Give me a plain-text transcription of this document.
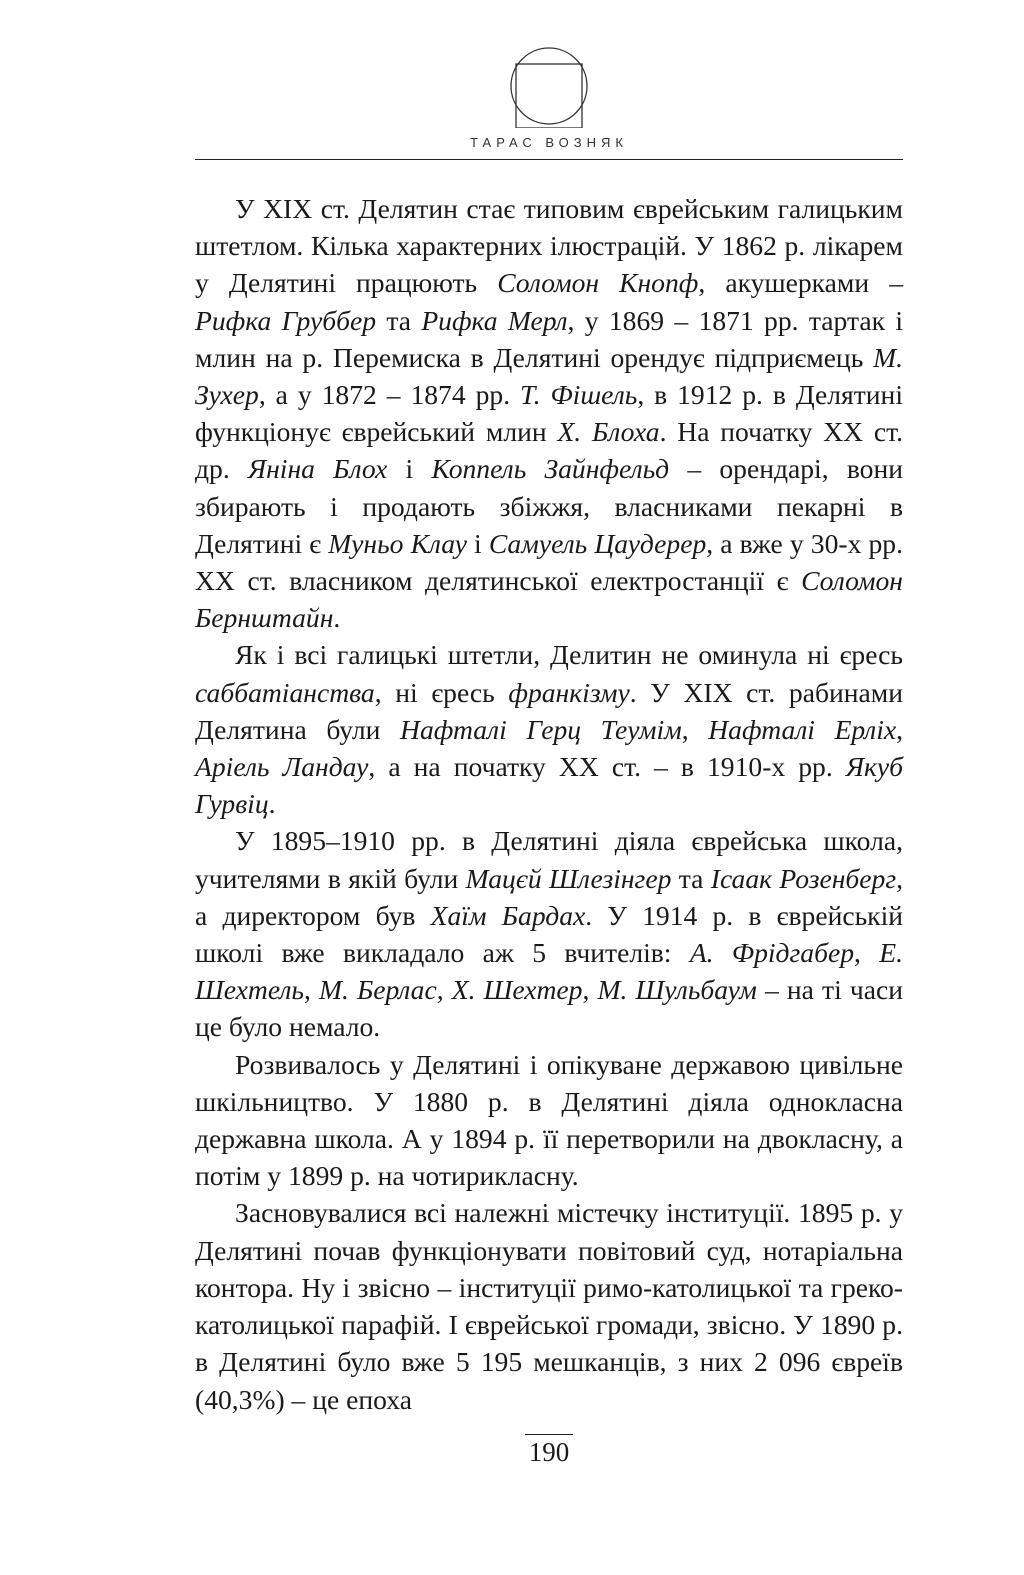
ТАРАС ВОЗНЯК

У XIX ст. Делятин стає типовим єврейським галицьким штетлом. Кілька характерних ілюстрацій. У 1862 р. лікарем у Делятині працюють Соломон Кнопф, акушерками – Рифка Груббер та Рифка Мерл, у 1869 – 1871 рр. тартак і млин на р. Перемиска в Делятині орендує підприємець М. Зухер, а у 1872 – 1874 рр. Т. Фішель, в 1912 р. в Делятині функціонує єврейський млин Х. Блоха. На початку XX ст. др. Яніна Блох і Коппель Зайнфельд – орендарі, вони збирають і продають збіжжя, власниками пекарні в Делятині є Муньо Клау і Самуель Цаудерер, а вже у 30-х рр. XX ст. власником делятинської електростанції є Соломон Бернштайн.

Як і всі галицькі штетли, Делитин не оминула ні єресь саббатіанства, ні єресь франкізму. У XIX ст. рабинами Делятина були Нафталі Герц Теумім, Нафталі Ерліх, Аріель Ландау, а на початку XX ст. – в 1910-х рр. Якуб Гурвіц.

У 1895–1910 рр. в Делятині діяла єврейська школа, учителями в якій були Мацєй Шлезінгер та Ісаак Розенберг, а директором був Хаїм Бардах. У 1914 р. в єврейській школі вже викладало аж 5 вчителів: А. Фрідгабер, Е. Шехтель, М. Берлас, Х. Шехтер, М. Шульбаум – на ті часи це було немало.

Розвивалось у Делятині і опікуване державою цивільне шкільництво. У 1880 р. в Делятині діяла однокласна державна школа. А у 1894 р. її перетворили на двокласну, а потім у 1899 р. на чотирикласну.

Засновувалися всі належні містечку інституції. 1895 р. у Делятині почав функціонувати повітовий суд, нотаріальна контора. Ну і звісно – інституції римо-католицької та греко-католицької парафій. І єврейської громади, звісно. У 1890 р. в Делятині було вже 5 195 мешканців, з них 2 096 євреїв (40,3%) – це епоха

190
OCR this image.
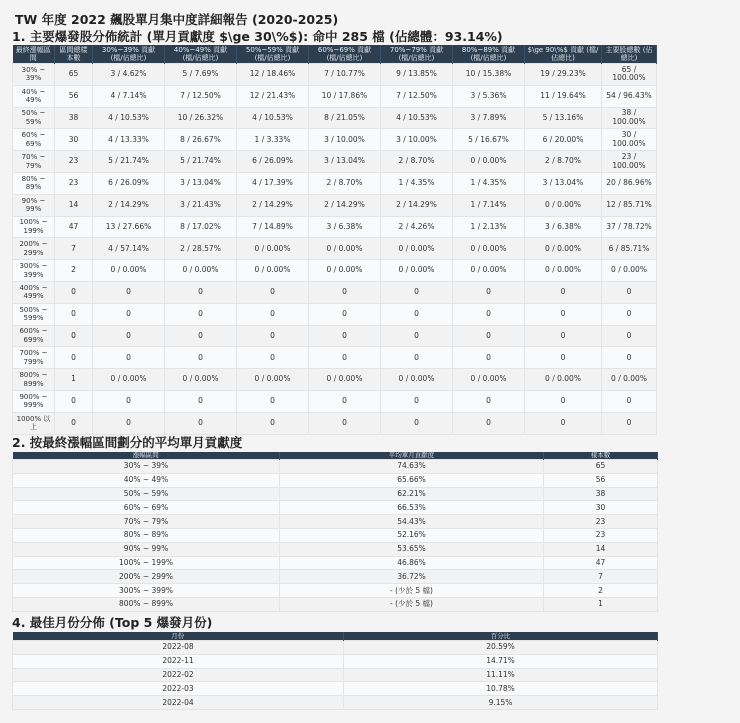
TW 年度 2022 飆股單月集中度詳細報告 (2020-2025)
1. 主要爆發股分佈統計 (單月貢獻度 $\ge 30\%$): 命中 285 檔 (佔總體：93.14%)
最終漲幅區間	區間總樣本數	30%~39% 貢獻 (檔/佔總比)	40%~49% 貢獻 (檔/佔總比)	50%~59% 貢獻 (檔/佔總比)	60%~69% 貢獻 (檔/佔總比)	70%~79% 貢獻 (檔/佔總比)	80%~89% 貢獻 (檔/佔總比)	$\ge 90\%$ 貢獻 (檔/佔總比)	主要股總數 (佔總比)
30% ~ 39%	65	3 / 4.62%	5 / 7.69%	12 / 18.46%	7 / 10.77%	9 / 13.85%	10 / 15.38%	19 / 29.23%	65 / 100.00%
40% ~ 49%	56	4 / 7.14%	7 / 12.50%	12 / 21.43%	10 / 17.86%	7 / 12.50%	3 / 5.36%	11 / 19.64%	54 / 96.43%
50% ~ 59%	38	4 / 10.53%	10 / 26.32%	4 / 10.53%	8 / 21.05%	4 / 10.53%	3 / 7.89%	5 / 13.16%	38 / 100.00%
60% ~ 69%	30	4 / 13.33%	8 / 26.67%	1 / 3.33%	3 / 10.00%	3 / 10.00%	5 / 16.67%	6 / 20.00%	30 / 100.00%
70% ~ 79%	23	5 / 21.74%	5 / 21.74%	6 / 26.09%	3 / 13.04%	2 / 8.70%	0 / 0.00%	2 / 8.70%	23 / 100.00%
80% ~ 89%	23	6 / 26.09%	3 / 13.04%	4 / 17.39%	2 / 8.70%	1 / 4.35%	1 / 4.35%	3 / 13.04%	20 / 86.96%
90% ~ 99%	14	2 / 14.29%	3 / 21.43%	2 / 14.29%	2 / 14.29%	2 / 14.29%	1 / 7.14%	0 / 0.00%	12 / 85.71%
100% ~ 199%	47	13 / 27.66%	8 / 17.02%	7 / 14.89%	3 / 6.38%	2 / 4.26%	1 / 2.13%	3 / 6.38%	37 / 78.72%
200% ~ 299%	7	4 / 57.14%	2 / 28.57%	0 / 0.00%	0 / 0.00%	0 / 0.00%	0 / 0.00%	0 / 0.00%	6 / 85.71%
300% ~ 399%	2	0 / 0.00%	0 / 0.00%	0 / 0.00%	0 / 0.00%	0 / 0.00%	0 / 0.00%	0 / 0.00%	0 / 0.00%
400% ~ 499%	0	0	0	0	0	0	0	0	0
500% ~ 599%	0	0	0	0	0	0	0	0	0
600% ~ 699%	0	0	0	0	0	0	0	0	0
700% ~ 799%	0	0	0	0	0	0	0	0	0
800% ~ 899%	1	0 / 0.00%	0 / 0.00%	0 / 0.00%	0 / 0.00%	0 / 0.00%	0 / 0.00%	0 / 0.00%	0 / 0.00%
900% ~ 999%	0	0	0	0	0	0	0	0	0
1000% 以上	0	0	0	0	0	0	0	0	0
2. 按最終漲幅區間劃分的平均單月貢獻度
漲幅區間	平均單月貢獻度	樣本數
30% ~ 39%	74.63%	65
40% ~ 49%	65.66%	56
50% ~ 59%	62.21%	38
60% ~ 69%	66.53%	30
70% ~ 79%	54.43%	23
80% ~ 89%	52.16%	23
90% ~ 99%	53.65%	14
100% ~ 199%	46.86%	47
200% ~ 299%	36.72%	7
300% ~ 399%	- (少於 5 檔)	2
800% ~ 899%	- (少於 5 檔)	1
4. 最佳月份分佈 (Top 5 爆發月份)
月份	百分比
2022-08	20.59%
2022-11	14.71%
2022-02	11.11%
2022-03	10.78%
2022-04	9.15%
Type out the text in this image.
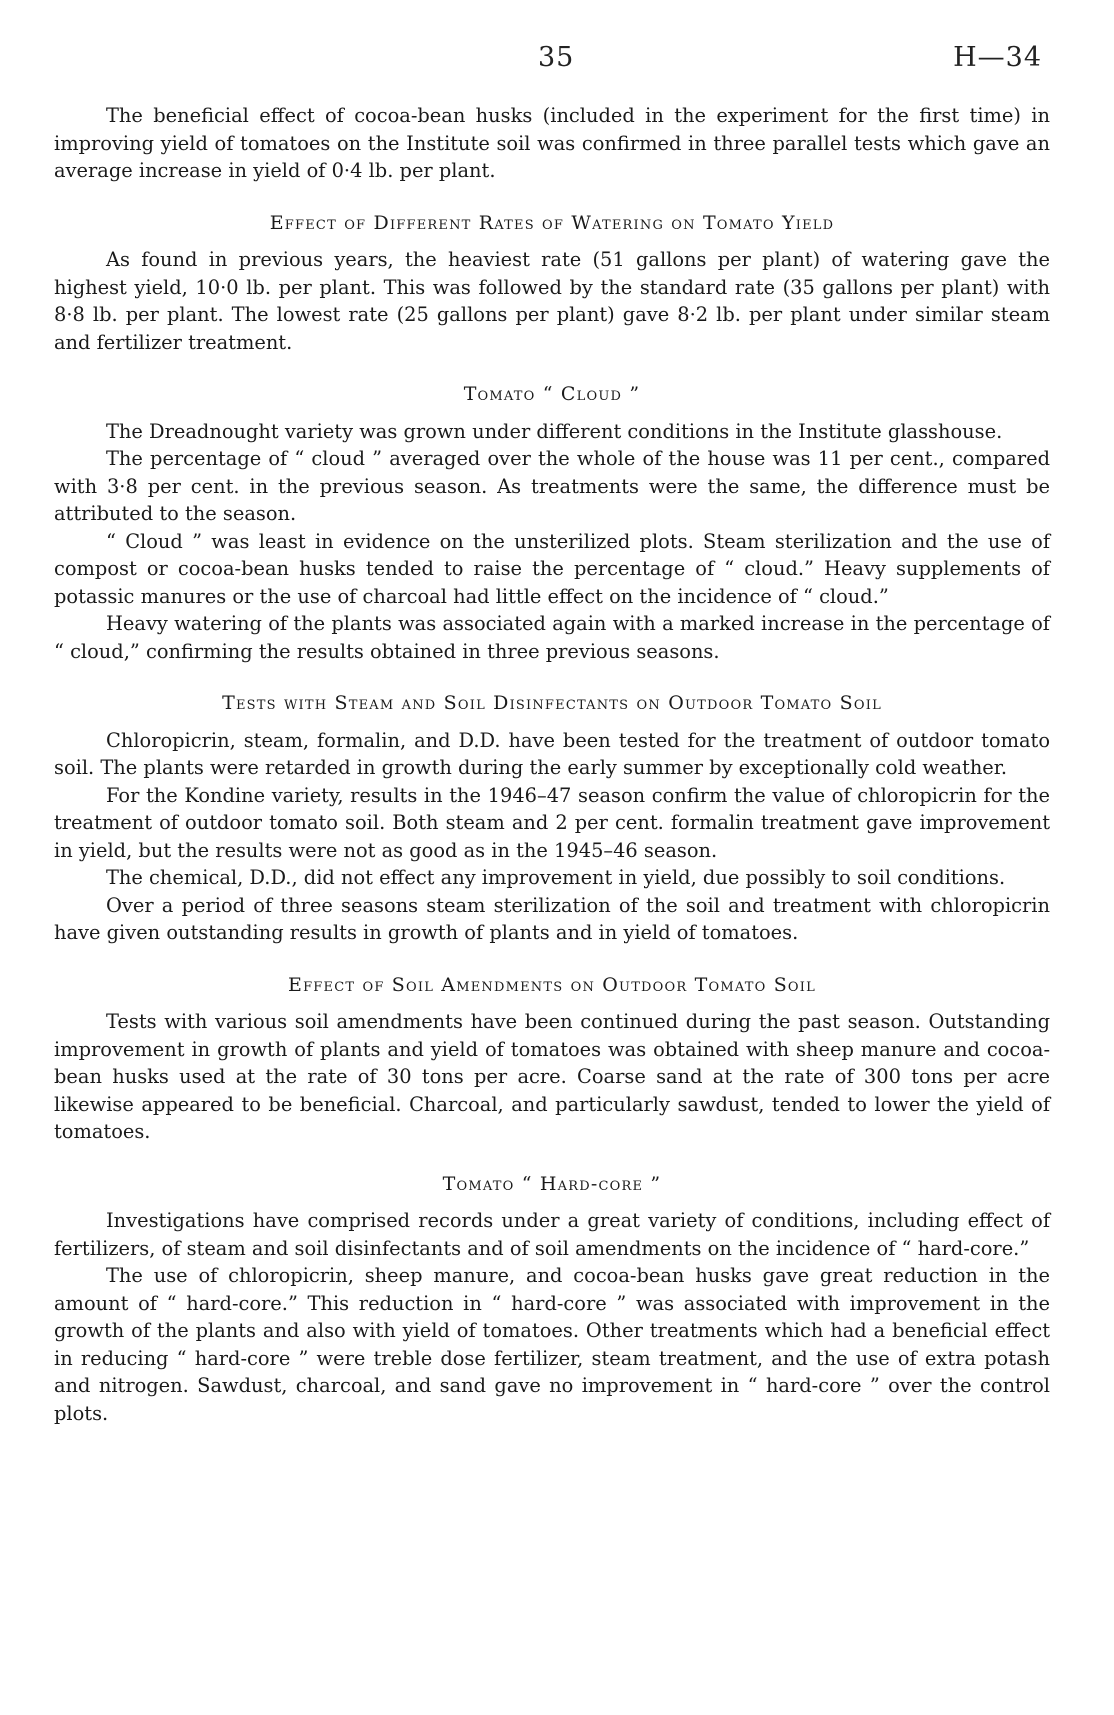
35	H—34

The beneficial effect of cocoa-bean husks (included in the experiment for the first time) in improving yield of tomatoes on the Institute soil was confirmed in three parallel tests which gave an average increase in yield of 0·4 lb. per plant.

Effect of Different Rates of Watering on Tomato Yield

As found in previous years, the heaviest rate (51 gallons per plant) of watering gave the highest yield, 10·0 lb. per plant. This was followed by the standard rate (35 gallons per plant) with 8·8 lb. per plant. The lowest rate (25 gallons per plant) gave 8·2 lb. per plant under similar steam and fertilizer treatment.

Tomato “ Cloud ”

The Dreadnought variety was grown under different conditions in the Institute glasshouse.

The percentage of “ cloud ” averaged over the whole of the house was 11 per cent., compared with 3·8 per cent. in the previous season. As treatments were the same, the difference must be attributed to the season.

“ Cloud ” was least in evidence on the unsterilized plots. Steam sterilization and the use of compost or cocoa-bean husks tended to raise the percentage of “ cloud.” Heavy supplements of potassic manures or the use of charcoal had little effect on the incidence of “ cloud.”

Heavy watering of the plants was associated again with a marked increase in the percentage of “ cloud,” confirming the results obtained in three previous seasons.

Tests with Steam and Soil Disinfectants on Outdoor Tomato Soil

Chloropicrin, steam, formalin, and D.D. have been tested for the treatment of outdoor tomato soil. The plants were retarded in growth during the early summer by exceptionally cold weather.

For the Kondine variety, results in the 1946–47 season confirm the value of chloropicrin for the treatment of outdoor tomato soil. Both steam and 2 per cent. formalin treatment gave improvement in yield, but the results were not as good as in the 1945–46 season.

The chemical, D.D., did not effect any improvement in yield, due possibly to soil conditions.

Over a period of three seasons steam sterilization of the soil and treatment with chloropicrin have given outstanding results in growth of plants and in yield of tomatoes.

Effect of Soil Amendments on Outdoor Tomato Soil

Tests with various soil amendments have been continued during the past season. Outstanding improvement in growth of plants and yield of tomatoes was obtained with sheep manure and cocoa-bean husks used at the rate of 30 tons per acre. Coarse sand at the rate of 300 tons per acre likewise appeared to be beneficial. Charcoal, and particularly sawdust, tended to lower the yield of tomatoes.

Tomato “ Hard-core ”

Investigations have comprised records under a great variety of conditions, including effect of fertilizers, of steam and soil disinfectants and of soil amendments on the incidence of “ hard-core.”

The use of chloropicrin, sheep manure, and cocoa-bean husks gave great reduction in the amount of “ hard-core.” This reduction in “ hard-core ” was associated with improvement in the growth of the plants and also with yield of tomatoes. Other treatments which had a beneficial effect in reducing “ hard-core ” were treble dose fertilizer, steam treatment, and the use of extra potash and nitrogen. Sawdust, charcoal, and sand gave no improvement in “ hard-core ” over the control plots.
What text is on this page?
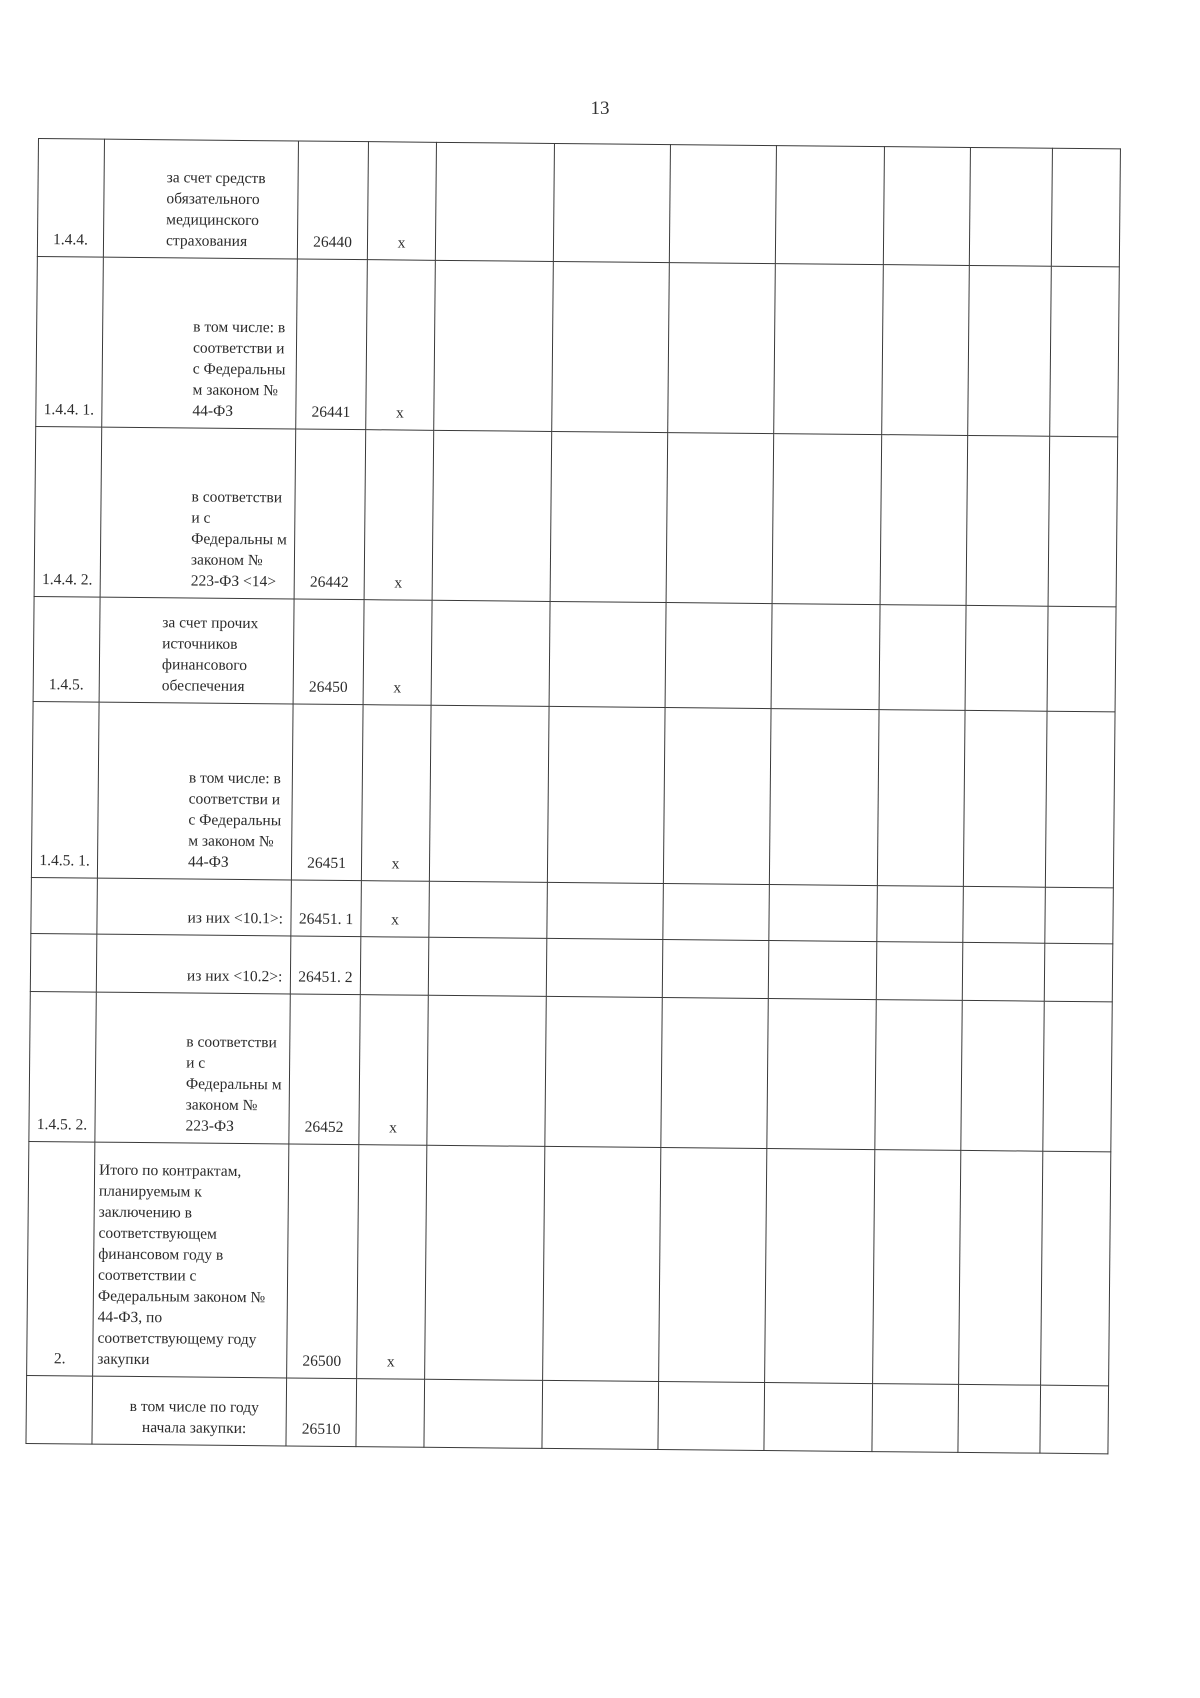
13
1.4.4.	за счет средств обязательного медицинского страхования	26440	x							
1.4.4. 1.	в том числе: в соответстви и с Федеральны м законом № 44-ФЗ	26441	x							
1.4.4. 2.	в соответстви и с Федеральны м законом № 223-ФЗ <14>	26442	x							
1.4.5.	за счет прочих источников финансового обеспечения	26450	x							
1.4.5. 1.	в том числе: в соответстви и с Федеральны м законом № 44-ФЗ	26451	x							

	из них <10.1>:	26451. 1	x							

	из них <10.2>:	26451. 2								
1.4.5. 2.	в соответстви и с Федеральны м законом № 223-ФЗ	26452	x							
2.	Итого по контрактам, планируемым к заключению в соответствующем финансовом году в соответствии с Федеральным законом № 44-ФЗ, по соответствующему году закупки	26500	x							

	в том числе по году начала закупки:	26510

**Description of the task**
Copy in full each line that holds the word "image".

**Exercise answer**
OCR this image.
Type out the text in this image.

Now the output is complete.